====== Raw records

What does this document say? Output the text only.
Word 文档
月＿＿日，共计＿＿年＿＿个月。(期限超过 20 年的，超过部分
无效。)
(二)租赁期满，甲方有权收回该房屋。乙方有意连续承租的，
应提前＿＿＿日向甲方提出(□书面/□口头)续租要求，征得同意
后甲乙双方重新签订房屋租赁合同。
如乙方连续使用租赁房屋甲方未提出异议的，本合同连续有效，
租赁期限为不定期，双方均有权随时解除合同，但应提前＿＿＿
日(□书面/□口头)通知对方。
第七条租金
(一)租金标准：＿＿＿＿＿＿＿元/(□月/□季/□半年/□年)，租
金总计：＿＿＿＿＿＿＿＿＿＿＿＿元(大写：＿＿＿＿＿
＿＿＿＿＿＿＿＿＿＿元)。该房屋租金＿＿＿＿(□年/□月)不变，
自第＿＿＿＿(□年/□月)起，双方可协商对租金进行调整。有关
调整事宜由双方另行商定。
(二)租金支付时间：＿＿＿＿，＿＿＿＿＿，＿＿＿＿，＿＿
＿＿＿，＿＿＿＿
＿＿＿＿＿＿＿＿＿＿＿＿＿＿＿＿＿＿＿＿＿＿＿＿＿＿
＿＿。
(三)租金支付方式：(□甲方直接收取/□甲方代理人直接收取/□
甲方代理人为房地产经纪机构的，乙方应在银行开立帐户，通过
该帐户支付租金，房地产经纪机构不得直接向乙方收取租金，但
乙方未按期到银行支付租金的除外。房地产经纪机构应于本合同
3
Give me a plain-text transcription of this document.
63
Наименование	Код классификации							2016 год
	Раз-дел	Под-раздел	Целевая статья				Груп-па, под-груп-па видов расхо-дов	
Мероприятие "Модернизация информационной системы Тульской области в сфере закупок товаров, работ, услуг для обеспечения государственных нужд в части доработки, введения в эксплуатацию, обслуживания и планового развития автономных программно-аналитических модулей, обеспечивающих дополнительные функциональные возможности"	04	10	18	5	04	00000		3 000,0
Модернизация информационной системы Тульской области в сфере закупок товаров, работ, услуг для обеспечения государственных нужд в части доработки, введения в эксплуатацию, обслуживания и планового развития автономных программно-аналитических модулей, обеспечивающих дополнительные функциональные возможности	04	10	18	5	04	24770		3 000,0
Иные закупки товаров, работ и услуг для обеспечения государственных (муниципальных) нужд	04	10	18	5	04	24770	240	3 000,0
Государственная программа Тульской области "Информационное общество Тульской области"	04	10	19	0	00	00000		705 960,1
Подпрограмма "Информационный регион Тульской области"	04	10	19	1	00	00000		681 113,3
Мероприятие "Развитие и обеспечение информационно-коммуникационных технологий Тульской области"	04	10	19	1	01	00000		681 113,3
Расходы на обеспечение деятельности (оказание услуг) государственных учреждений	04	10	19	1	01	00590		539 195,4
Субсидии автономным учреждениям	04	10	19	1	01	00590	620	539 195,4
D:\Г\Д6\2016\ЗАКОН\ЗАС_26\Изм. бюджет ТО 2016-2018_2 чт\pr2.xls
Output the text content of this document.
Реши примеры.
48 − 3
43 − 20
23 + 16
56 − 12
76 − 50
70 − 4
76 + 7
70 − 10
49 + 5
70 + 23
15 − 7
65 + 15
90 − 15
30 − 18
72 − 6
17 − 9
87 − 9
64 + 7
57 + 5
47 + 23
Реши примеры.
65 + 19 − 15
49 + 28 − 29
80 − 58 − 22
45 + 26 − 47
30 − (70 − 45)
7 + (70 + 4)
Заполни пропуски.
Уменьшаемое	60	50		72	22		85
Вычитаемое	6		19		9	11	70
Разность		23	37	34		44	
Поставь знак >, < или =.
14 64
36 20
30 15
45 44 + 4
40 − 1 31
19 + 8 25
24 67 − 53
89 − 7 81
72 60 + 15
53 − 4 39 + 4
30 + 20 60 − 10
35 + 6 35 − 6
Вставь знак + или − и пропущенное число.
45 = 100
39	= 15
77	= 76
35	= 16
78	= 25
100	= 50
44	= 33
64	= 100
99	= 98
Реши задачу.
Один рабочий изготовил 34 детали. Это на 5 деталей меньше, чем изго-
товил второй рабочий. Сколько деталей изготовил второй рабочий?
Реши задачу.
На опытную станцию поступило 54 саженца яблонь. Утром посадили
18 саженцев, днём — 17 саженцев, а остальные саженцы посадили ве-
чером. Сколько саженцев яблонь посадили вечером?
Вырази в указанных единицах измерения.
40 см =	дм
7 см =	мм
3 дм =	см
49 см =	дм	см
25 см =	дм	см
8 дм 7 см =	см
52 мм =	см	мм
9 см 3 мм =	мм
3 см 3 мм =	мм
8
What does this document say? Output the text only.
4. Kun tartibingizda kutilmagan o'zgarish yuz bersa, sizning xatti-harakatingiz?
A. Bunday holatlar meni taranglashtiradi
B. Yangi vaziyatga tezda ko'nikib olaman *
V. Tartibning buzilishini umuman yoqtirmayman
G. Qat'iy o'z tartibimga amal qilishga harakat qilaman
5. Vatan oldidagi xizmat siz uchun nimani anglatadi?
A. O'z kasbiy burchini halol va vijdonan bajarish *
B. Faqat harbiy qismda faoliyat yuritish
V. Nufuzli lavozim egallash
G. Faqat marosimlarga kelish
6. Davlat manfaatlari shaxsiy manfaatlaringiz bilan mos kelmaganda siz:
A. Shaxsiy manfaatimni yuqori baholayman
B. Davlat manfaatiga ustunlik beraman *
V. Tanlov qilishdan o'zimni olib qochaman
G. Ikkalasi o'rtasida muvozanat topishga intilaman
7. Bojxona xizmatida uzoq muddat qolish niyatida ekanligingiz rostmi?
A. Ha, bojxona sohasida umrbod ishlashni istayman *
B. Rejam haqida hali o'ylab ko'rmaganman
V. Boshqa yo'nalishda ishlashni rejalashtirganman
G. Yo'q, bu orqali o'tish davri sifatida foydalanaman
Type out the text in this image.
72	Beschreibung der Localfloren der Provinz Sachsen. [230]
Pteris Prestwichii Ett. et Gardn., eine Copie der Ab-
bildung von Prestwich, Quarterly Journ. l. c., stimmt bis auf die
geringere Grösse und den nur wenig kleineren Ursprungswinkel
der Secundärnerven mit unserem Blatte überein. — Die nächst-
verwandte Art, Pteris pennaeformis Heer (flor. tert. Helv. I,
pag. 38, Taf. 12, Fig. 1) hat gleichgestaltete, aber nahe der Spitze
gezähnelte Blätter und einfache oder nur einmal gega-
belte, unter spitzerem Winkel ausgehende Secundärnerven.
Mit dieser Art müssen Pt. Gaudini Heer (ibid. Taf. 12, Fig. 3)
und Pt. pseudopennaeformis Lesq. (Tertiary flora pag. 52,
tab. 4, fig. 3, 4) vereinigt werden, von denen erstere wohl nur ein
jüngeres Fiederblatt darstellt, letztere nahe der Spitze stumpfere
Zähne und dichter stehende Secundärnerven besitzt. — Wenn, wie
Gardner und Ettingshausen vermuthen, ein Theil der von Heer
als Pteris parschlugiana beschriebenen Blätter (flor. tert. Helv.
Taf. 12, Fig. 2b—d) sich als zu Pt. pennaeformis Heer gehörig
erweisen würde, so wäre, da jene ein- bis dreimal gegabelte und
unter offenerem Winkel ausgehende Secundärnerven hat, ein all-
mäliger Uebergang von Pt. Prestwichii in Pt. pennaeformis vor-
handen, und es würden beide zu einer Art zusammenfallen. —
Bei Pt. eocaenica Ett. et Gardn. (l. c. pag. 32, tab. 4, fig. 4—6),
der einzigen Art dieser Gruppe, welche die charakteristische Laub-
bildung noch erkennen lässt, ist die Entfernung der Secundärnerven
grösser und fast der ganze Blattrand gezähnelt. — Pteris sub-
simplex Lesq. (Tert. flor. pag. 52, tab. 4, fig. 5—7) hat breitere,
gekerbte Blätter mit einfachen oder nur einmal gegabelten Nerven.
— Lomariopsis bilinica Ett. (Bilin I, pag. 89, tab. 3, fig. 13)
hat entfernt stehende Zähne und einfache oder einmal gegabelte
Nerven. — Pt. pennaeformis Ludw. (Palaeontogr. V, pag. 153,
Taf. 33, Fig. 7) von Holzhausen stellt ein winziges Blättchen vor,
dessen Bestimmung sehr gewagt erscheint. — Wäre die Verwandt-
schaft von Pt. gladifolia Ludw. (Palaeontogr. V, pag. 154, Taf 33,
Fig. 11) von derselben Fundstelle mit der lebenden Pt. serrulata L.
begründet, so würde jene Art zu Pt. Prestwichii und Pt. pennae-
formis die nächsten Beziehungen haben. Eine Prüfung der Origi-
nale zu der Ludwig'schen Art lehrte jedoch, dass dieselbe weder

============

Task description: Where a line in the material contains "unter", copy that line.

Expected answer:
belte, unter spitzerem Winkel ausgehende Secundärnerven.
unter offenerem Winkel ausgehende Secundärnerven hat, ein all-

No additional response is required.